--- begin Records provided ---
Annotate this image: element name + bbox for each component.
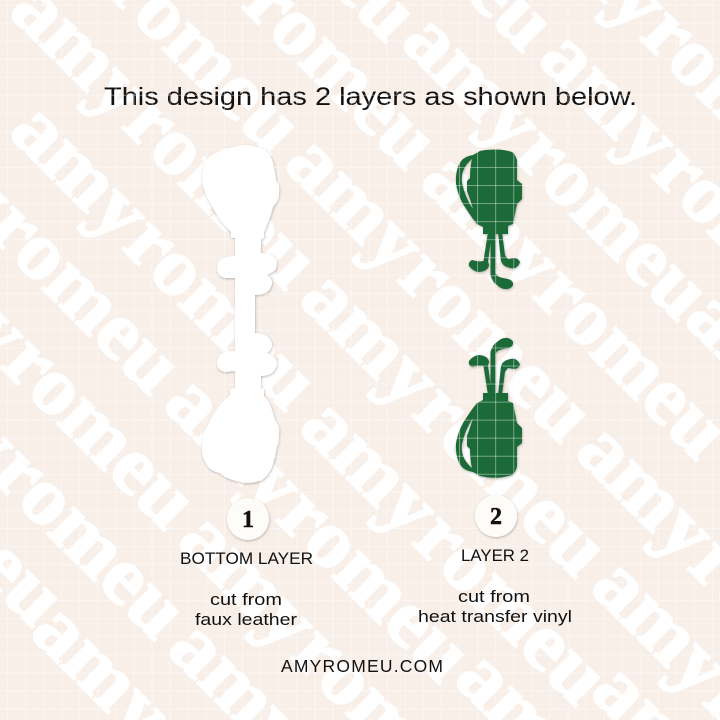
label: bottom layer: BOTTOM LAYER: [180, 549, 313, 568]
watermark: repeated amy romeu: amy romeu: [284, 378, 628, 720]
badge 2: [475, 495, 517, 537]
clubs: [469, 338, 520, 395]
watermark: repeated amy romeu: amy romeu: [148, 355, 492, 699]
title: This design has 2 layers as shown below.: [104, 83, 637, 111]
badge 1: [227, 498, 269, 540]
website url: AMYROMEU.COM: [281, 656, 443, 676]
label: cut from faux leather: [195, 590, 297, 629]
label: cut from faux leather: faux leather: [195, 610, 297, 629]
label: cut from heat transfer vinyl: cut from: [458, 587, 530, 606]
label: cut from faux leather: cut from: [210, 590, 282, 609]
badge 1: 1: [242, 507, 254, 533]
layer 2 green golf bag, bottom: [456, 338, 522, 478]
badge 2: 2: [490, 504, 502, 530]
watermark: repeated amy romeu: amy romeu: [269, 115, 613, 459]
bag body and strap: [456, 149, 522, 234]
watermark: repeated amy romeu: amy romeu: [284, 250, 628, 594]
clubs: [469, 232, 520, 289]
bottom layer white shape: [202, 145, 279, 483]
watermark: repeated amy romeu: amy romeu: [0, 83, 338, 427]
bag body and strap: [456, 393, 522, 478]
label: cut from heat transfer vinyl: [418, 587, 572, 626]
label: cut from heat transfer vinyl: heat transfer vinyl: [418, 607, 572, 626]
layer 2 green golf bag, top (flipped): [456, 149, 522, 289]
label: layer 2: LAYER 2: [461, 546, 529, 565]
--- end Records provided ---
* [Objective]:
Copy out the lines of the material above word for word, leaving out the picture.

* [Answer in full]:
Annotate this image: element name + bbox for each component.
label: bottom layer: BOTTOM LAYER: [180, 549, 313, 568]
watermark: repeated amy romeu: amy romeu: [284, 378, 628, 720]
badge 2: [475, 495, 517, 537]
clubs: [469, 338, 520, 395]
watermark: repeated amy romeu: amy romeu: [148, 355, 492, 699]
title: This design has 2 layers as shown below.: [104, 83, 637, 111]
badge 1: [227, 498, 269, 540]
website url: AMYROMEU.COM: [281, 656, 443, 676]
label: cut from faux leather: [195, 590, 297, 629]
label: cut from faux leather: faux leather: [195, 610, 297, 629]
label: cut from heat transfer vinyl: cut from: [458, 587, 530, 606]
label: cut from faux leather: cut from: [210, 590, 282, 609]
badge 1: 1: [242, 507, 254, 533]
layer 2 green golf bag, bottom: [456, 338, 522, 478]
badge 2: 2: [490, 504, 502, 530]
watermark: repeated amy romeu: amy romeu: [269, 115, 613, 459]
bag body and strap: [456, 149, 522, 234]
watermark: repeated amy romeu: amy romeu: [284, 250, 628, 594]
clubs: [469, 232, 520, 289]
bottom layer white shape: [202, 145, 279, 483]
watermark: repeated amy romeu: amy romeu: [0, 83, 338, 427]
bag body and strap: [456, 393, 522, 478]
label: cut from heat transfer vinyl: [418, 587, 572, 626]
label: cut from heat transfer vinyl: heat transfer vinyl: [418, 607, 572, 626]
layer 2 green golf bag, top (flipped): [456, 149, 522, 289]
label: layer 2: LAYER 2: [461, 546, 529, 565]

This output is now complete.